EXERCISE
Leave out the pictures and retype exactly the lines from the one with "Convert this screenshot" through the end of the records.

ITEMS

┏━━

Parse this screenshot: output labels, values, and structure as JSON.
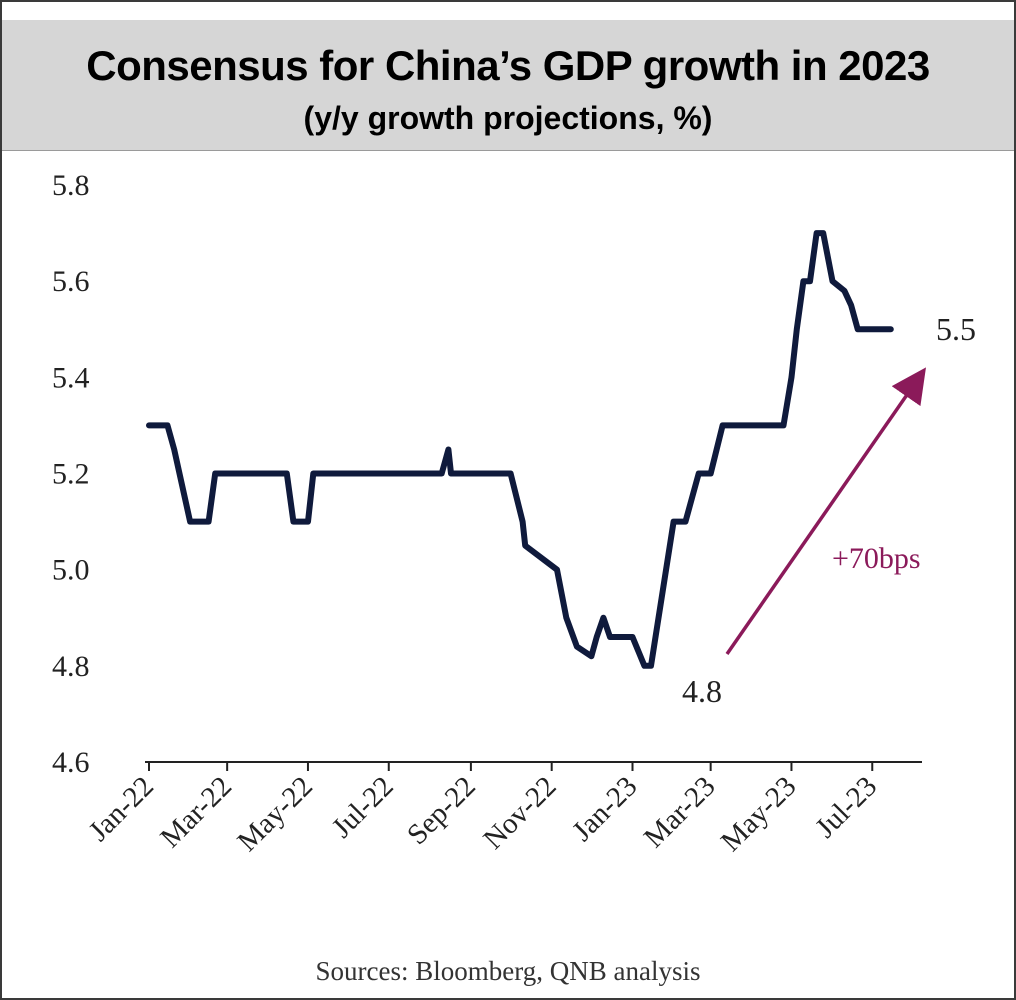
{
  "title": "Consensus for China’s GDP growth in 2023",
  "subtitle": "(y/y growth projections, %)",
  "source": "Sources: Bloomberg, QNB analysis",
  "colors": {
    "line": "#0f1a3c",
    "arrow": "#8b1a5a",
    "header_bg": "#d6d6d6"
  },
  "chart_data": {
    "type": "line",
    "title": "Consensus for China’s GDP growth in 2023",
    "subtitle": "(y/y growth projections, %)",
    "xlabel": "",
    "ylabel": "",
    "ylim": [
      4.6,
      5.8
    ],
    "y_ticks": [
      "4.6",
      "4.8",
      "5.0",
      "5.2",
      "5.4",
      "5.6",
      "5.8"
    ],
    "x_tick_labels": [
      "Jan-22",
      "Mar-22",
      "May-22",
      "Jul-22",
      "Sep-22",
      "Nov-22",
      "Jan-23",
      "Mar-23",
      "May-23",
      "Jul-23"
    ],
    "grid": false,
    "legend": "none",
    "series": [
      {
        "x": [
          "2022-01-01",
          "2022-01-15",
          "2022-01-20",
          "2022-02-01",
          "2022-02-15",
          "2022-02-20",
          "2022-04-15",
          "2022-04-20",
          "2022-05-01",
          "2022-05-05",
          "2022-08-10",
          "2022-08-15",
          "2022-08-17",
          "2022-10-01",
          "2022-10-10",
          "2022-10-12",
          "2022-11-05",
          "2022-11-12",
          "2022-11-20",
          "2022-12-01",
          "2022-12-05",
          "2022-12-10",
          "2022-12-15",
          "2023-01-01",
          "2023-01-10",
          "2023-01-15",
          "2023-02-01",
          "2023-02-10",
          "2023-02-15",
          "2023-02-20",
          "2023-03-01",
          "2023-03-10",
          "2023-04-25",
          "2023-05-01",
          "2023-05-05",
          "2023-05-10",
          "2023-05-15",
          "2023-05-20",
          "2023-05-25",
          "2023-06-01",
          "2023-06-10",
          "2023-06-15",
          "2023-06-20",
          "2023-06-25",
          "2023-07-01",
          "2023-07-15"
        ],
        "values": [
          5.3,
          5.3,
          5.25,
          5.1,
          5.1,
          5.2,
          5.2,
          5.1,
          5.1,
          5.2,
          5.2,
          5.25,
          5.2,
          5.2,
          5.1,
          5.05,
          5.0,
          4.9,
          4.84,
          4.82,
          4.86,
          4.9,
          4.86,
          4.86,
          4.8,
          4.8,
          5.1,
          5.1,
          5.15,
          5.2,
          5.2,
          5.3,
          5.3,
          5.4,
          5.5,
          5.6,
          5.6,
          5.7,
          5.7,
          5.6,
          5.58,
          5.55,
          5.5,
          5.5,
          5.5,
          5.5
        ]
      }
    ],
    "annotations": {
      "start_label": "4.8",
      "end_label": "5.5",
      "change_label": "+70bps"
    }
  }
}
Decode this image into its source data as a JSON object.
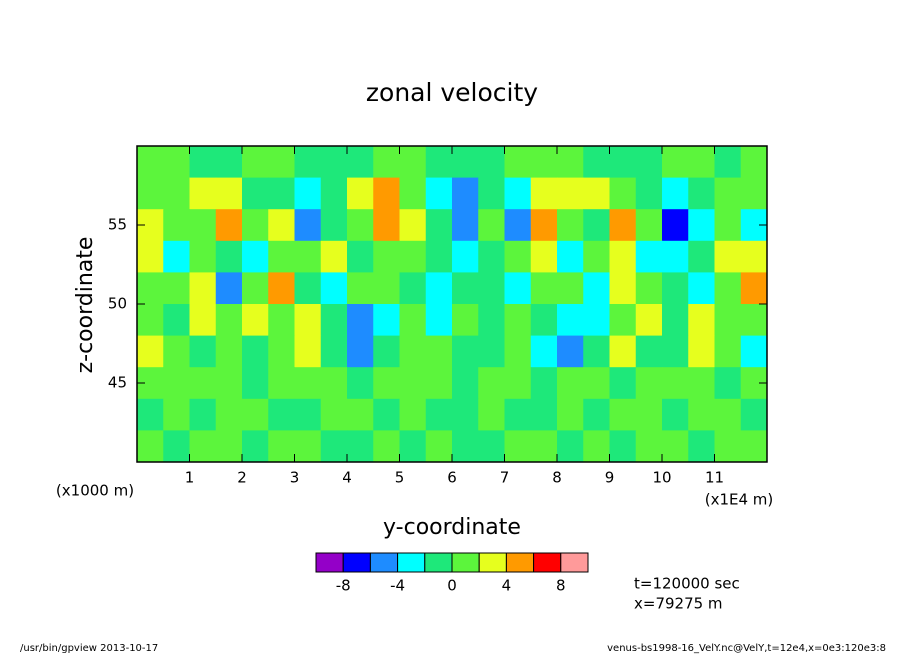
{
  "chart_data": {
    "type": "contour",
    "title": "zonal velocity",
    "x_label": "y-coordinate",
    "y_label": "z-coordinate",
    "x_unit": "(x1E4 m)",
    "y_unit": "(x1000 m)",
    "xlim": [
      0,
      12
    ],
    "ylim": [
      40,
      60
    ],
    "xticks": [
      1,
      2,
      3,
      4,
      5,
      6,
      7,
      8,
      9,
      10,
      11
    ],
    "yticks": [
      45,
      50,
      55
    ],
    "x": [
      0.25,
      0.75,
      1.25,
      1.75,
      2.25,
      2.75,
      3.25,
      3.75,
      4.25,
      4.75,
      5.25,
      5.75,
      6.25,
      6.75,
      7.25,
      7.75,
      8.25,
      8.75,
      9.25,
      9.75,
      10.25,
      10.75,
      11.25,
      11.75
    ],
    "y": [
      59,
      57,
      55,
      53,
      51,
      49,
      47,
      45,
      43,
      41
    ],
    "z": [
      [
        1,
        1,
        -1,
        -1,
        1,
        1,
        -1,
        -1,
        -1,
        1,
        1,
        -1,
        -1,
        -1,
        1,
        1,
        1,
        -1,
        -1,
        -1,
        1,
        1,
        -1,
        1
      ],
      [
        1,
        1,
        3,
        3,
        -1,
        -1,
        -3,
        -1,
        3,
        5,
        1,
        -3,
        -5,
        -1,
        -3,
        3,
        3,
        3,
        1,
        -1,
        -3,
        -1,
        1,
        1
      ],
      [
        3,
        1,
        1,
        5,
        1,
        3,
        -5,
        -1,
        1,
        5,
        3,
        -1,
        -5,
        1,
        -5,
        5,
        1,
        -1,
        5,
        1,
        -7,
        -3,
        1,
        -3
      ],
      [
        3,
        -3,
        1,
        -1,
        -3,
        1,
        1,
        3,
        -1,
        1,
        1,
        -1,
        -3,
        -1,
        1,
        3,
        -3,
        1,
        3,
        -3,
        -3,
        -1,
        3,
        3
      ],
      [
        1,
        1,
        3,
        -5,
        1,
        5,
        -1,
        -3,
        1,
        1,
        -1,
        -3,
        -1,
        -1,
        -3,
        1,
        1,
        -3,
        3,
        1,
        -1,
        -3,
        1,
        5
      ],
      [
        1,
        -1,
        3,
        1,
        3,
        1,
        3,
        -1,
        -5,
        -3,
        1,
        -3,
        1,
        -1,
        1,
        -1,
        -3,
        -3,
        1,
        3,
        -1,
        3,
        1,
        1
      ],
      [
        3,
        1,
        -1,
        1,
        -1,
        1,
        3,
        -1,
        -5,
        -1,
        1,
        1,
        -1,
        -1,
        1,
        -3,
        -5,
        -1,
        3,
        -1,
        -1,
        3,
        1,
        -3
      ],
      [
        1,
        1,
        1,
        1,
        -1,
        1,
        1,
        1,
        -1,
        1,
        1,
        1,
        -1,
        1,
        1,
        -1,
        1,
        1,
        -1,
        1,
        1,
        1,
        -1,
        1
      ],
      [
        -1,
        1,
        -1,
        1,
        1,
        -1,
        -1,
        1,
        1,
        -1,
        1,
        -1,
        -1,
        1,
        -1,
        -1,
        1,
        -1,
        1,
        1,
        -1,
        1,
        1,
        -1
      ],
      [
        1,
        -1,
        1,
        1,
        -1,
        1,
        1,
        -1,
        -1,
        1,
        -1,
        1,
        -1,
        -1,
        1,
        1,
        -1,
        1,
        -1,
        1,
        1,
        -1,
        1,
        1
      ]
    ],
    "levels": [
      -10,
      -8,
      -6,
      -4,
      -2,
      0,
      2,
      4,
      6,
      8,
      10
    ],
    "colors": [
      "#9400c8",
      "#0000ff",
      "#1e8cff",
      "#00ffff",
      "#1ee87a",
      "#5cf53c",
      "#e6ff1e",
      "#ff9a00",
      "#ff0000",
      "#ff9a9a"
    ],
    "colorbar_ticks": [
      -8,
      -4,
      0,
      4,
      8
    ],
    "annotations": [
      "t=120000 sec",
      "x=79275 m"
    ],
    "footer_left": "/usr/bin/gpview  2013-10-17",
    "footer_right": "venus-bs1998-16_VelY.nc@VelY,t=12e4,x=0e3:120e3:8"
  }
}
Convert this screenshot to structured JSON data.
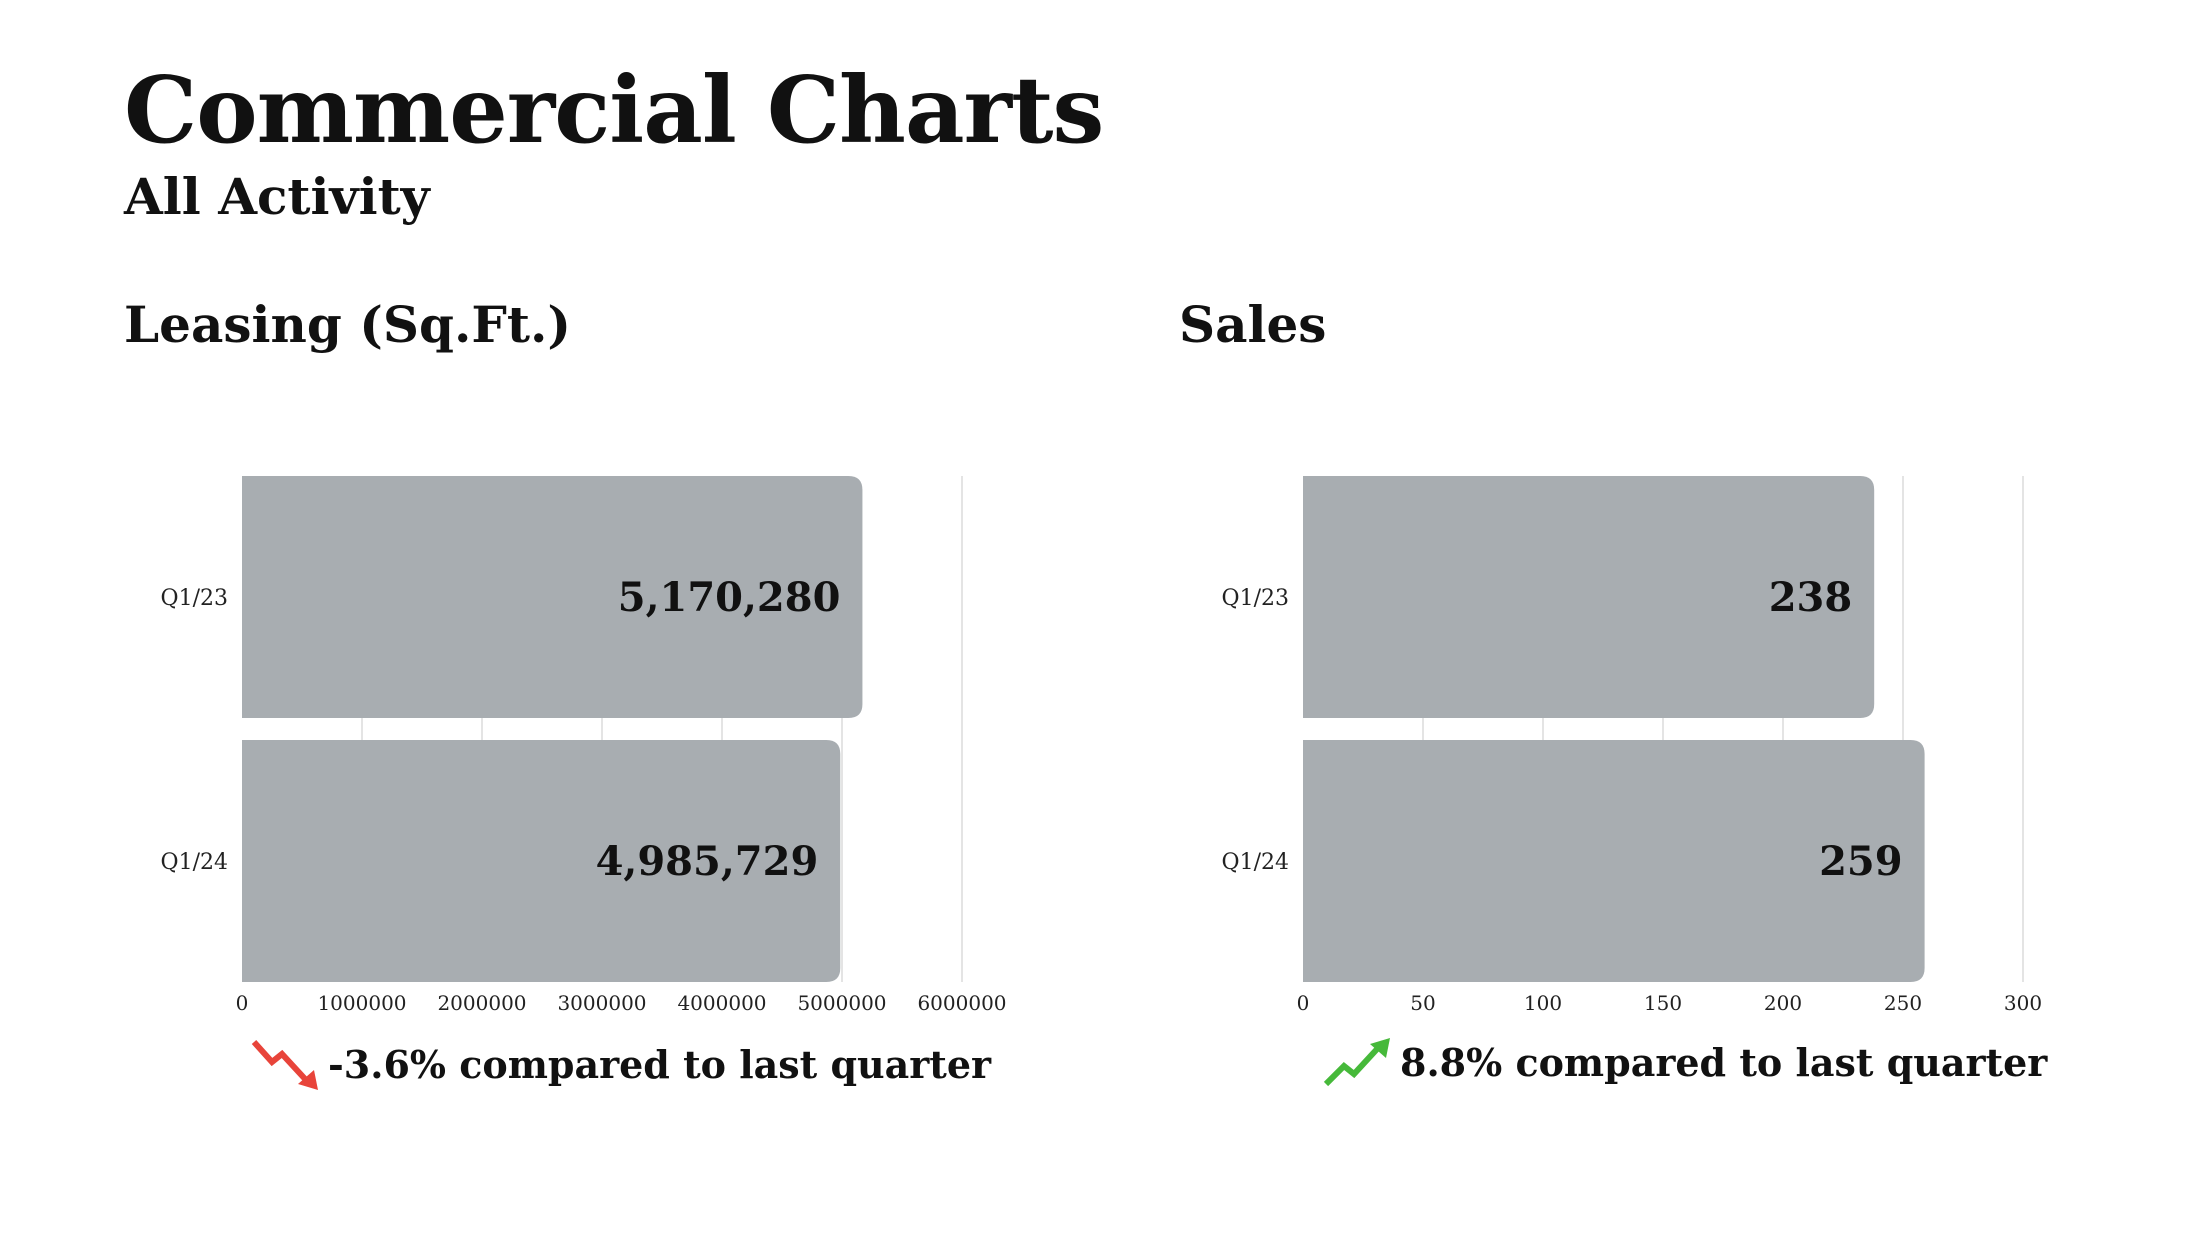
{
  "page": {
    "title": "Commercial Charts",
    "subtitle": "All Activity"
  },
  "colors": {
    "bar": "#a8adb1",
    "down": "#e8443a",
    "up": "#46b93a"
  },
  "chart_data": [
    {
      "type": "bar",
      "orientation": "horizontal",
      "title": "Leasing (Sq.Ft.)",
      "categories": [
        "Q1/23",
        "Q1/24"
      ],
      "values": [
        5170280,
        4985729
      ],
      "value_labels": [
        "5,170,280",
        "4,985,729"
      ],
      "xlim": [
        0,
        6000000
      ],
      "xticks": [
        0,
        1000000,
        2000000,
        3000000,
        4000000,
        5000000,
        6000000
      ],
      "xtick_labels": [
        "0",
        "1000000",
        "2000000",
        "3000000",
        "4000000",
        "5000000",
        "6000000"
      ],
      "grid": true,
      "change": {
        "direction": "down",
        "icon": "trend-down-arrow-icon",
        "text": "-3.6% compared to last quarter"
      }
    },
    {
      "type": "bar",
      "orientation": "horizontal",
      "title": "Sales",
      "categories": [
        "Q1/23",
        "Q1/24"
      ],
      "values": [
        238,
        259
      ],
      "value_labels": [
        "238",
        "259"
      ],
      "xlim": [
        0,
        300
      ],
      "xticks": [
        0,
        50,
        100,
        150,
        200,
        250,
        300
      ],
      "xtick_labels": [
        "0",
        "50",
        "100",
        "150",
        "200",
        "250",
        "300"
      ],
      "grid": true,
      "change": {
        "direction": "up",
        "icon": "trend-up-arrow-icon",
        "text": "8.8% compared to last quarter"
      }
    }
  ]
}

┗━━

ANSWER TO THIS EXERCISE
Convert this screenshot to structured JSON data.
{
  "page": {
    "title": "Commercial Charts",
    "subtitle": "All Activity"
  },
  "colors": {
    "bar": "#a8adb1",
    "down": "#e8443a",
    "up": "#46b93a"
  },
  "chart_data": [
    {
      "type": "bar",
      "orientation": "horizontal",
      "title": "Leasing (Sq.Ft.)",
      "categories": [
        "Q1/23",
        "Q1/24"
      ],
      "values": [
        5170280,
        4985729
      ],
      "value_labels": [
        "5,170,280",
        "4,985,729"
      ],
      "xlim": [
        0,
        6000000
      ],
      "xticks": [
        0,
        1000000,
        2000000,
        3000000,
        4000000,
        5000000,
        6000000
      ],
      "xtick_labels": [
        "0",
        "1000000",
        "2000000",
        "3000000",
        "4000000",
        "5000000",
        "6000000"
      ],
      "grid": true,
      "change": {
        "direction": "down",
        "icon": "trend-down-arrow-icon",
        "text": "-3.6% compared to last quarter"
      }
    },
    {
      "type": "bar",
      "orientation": "horizontal",
      "title": "Sales",
      "categories": [
        "Q1/23",
        "Q1/24"
      ],
      "values": [
        238,
        259
      ],
      "value_labels": [
        "238",
        "259"
      ],
      "xlim": [
        0,
        300
      ],
      "xticks": [
        0,
        50,
        100,
        150,
        200,
        250,
        300
      ],
      "xtick_labels": [
        "0",
        "50",
        "100",
        "150",
        "200",
        "250",
        "300"
      ],
      "grid": true,
      "change": {
        "direction": "up",
        "icon": "trend-up-arrow-icon",
        "text": "8.8% compared to last quarter"
      }
    }
  ]
}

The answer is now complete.